— Start of DATA FOR PROCESSING —

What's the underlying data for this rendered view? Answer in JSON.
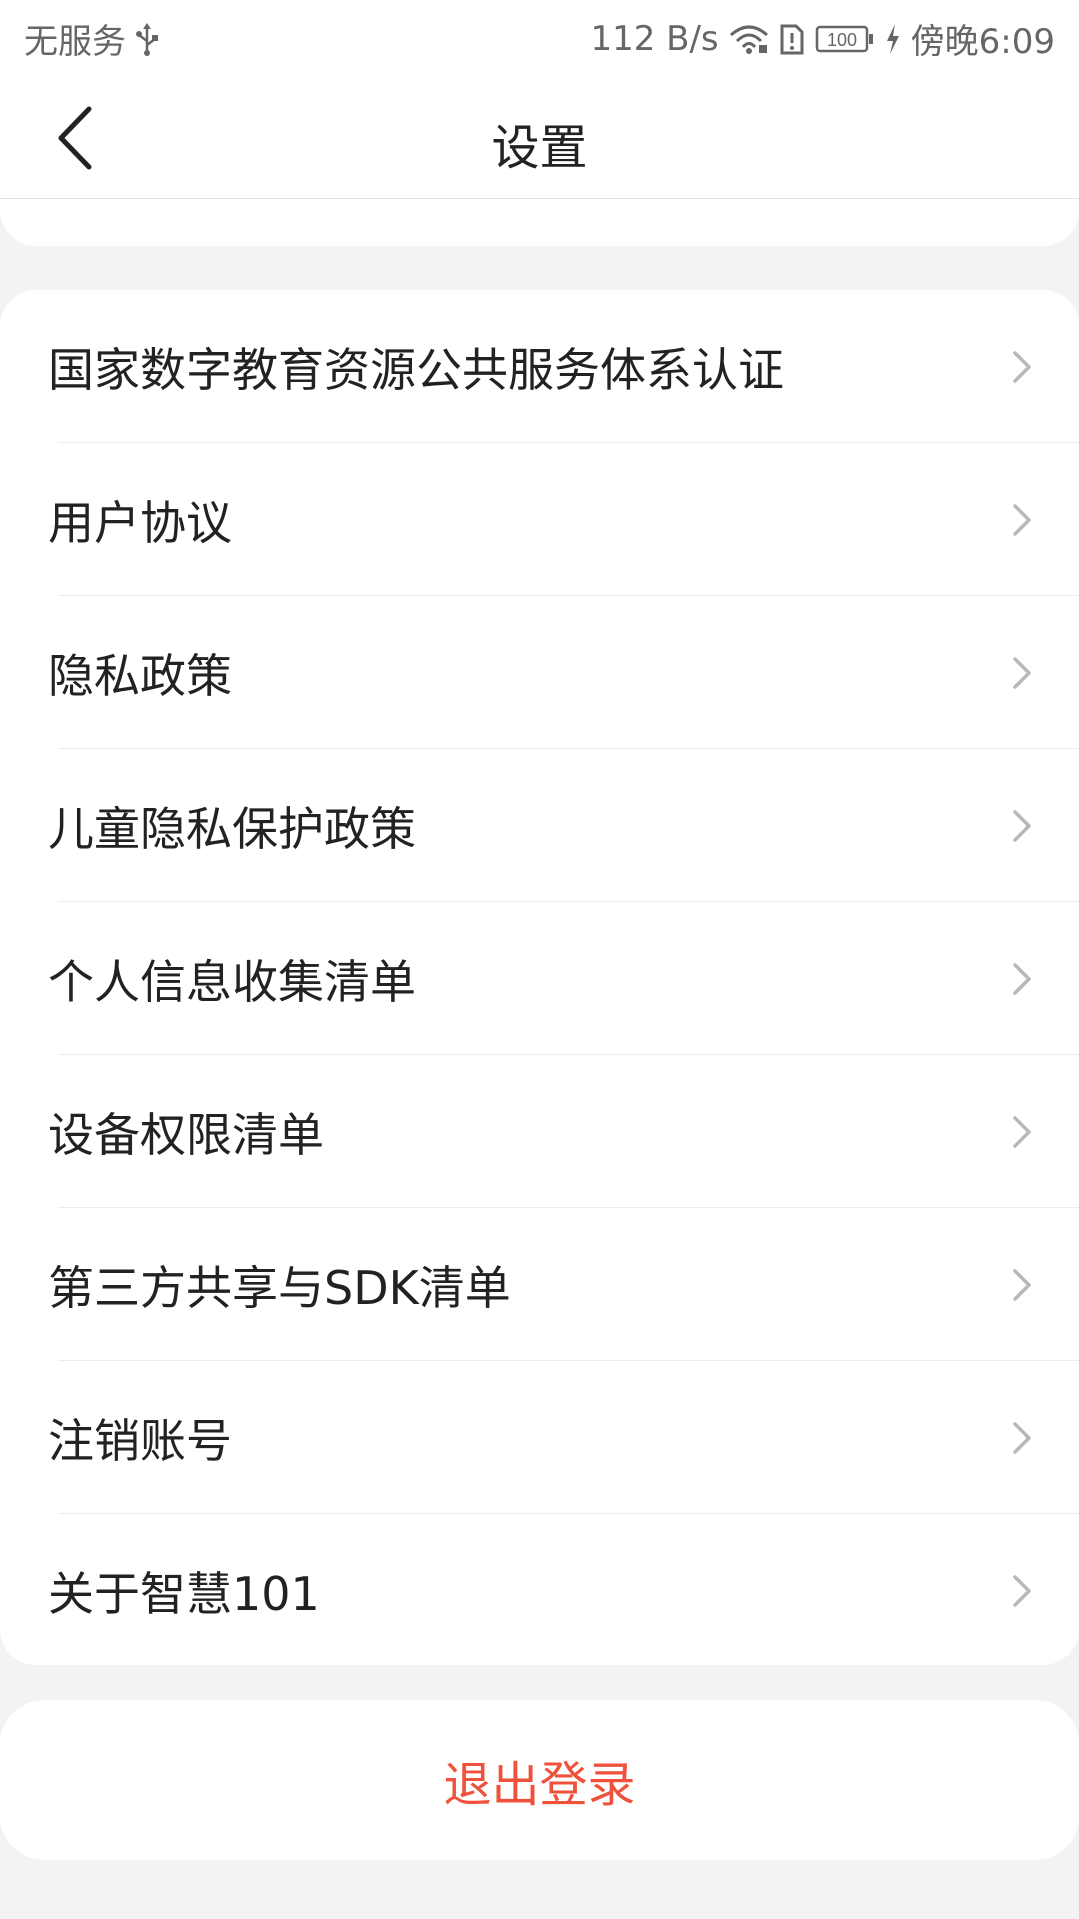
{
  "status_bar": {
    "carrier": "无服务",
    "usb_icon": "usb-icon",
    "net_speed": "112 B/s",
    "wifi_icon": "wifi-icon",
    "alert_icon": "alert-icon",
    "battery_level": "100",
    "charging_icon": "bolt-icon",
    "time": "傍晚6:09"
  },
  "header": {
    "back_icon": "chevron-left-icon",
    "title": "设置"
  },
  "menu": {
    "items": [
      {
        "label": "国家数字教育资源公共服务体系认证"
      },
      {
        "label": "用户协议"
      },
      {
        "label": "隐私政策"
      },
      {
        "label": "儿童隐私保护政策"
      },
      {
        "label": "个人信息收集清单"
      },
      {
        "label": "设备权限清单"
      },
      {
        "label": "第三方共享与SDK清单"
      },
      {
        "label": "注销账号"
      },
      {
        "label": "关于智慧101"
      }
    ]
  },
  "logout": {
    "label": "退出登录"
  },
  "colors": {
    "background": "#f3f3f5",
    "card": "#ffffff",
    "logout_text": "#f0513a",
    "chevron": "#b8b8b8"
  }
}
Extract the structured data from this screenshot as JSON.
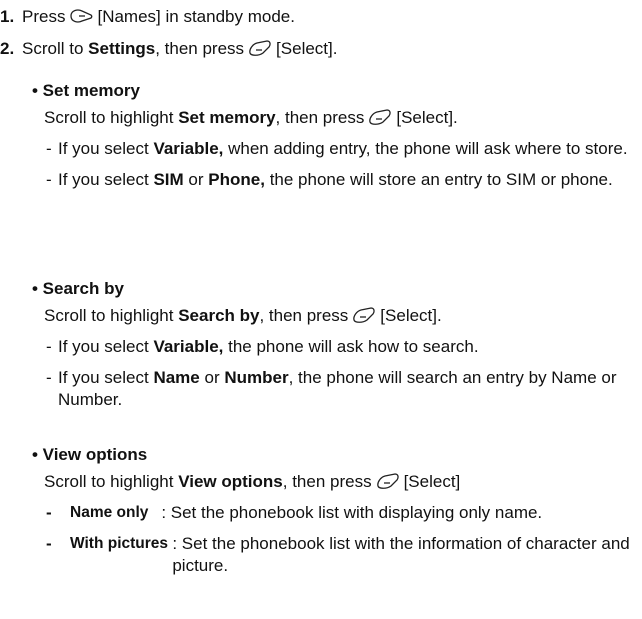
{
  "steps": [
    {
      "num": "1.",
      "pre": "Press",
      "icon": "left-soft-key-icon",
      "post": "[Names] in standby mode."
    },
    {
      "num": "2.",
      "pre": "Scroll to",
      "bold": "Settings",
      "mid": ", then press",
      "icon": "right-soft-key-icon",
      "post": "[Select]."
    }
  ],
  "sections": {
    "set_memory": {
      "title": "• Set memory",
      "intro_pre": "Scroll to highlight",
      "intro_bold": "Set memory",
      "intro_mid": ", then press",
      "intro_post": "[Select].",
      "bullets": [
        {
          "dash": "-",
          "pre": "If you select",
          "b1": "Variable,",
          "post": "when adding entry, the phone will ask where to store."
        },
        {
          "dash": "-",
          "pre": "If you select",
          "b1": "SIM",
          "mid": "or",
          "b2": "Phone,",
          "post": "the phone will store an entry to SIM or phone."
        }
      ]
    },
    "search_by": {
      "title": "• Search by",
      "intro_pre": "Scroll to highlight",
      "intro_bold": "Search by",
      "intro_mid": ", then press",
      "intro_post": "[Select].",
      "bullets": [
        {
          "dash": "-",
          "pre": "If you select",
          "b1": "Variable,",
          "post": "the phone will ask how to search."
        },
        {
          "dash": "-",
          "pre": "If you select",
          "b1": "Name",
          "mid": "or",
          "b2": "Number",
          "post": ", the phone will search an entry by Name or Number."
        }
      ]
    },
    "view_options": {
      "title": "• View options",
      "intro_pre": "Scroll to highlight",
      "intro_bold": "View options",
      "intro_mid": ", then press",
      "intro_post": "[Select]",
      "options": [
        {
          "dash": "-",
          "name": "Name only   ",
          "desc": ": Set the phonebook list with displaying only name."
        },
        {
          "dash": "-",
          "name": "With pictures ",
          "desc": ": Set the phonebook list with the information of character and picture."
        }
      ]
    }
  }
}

— End of DATA FOR PROCESSING —

### DESCRIPTION OF THE TASK:
Search the entries for the word "list" and gather every line where it appears.

### OUTPUT FOR THIS EXERCISE:
          "desc": ": Set the phonebook list with displaying only name."
          "desc": ": Set the phonebook list with the information of character and picture."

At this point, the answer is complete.